>> BEGIN

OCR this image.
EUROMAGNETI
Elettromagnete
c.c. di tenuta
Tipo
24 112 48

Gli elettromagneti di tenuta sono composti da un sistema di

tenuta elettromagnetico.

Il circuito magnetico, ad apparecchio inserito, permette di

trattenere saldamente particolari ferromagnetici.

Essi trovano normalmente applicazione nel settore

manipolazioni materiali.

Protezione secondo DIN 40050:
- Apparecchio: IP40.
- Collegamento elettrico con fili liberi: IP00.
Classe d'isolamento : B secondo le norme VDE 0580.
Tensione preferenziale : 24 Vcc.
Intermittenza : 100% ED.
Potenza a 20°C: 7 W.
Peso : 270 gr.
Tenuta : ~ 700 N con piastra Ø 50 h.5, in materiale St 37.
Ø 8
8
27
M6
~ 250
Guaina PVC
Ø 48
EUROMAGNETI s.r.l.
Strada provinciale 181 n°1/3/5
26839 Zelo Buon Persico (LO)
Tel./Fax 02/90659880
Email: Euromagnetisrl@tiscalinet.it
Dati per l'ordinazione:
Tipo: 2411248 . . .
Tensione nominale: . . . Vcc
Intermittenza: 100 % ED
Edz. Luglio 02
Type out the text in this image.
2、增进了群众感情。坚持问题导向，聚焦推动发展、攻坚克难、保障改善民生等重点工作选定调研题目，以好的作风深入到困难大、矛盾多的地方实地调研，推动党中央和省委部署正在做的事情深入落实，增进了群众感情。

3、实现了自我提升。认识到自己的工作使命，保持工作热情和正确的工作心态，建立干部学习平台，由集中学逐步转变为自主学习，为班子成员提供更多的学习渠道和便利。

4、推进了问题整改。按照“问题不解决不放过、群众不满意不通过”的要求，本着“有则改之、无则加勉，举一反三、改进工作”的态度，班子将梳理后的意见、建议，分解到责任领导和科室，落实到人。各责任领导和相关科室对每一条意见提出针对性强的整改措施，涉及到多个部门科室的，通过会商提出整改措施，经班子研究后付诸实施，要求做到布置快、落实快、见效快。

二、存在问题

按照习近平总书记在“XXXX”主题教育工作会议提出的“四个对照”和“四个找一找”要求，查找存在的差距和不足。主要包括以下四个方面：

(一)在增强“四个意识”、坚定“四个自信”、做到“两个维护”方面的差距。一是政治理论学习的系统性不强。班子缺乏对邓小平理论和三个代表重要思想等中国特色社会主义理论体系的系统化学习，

>> END

▸ GIVEN REQUEST
Each line in the listing above either holds the string "secondo" or does not; state how many do, giving the number only.

▸ FULL ANSWER
2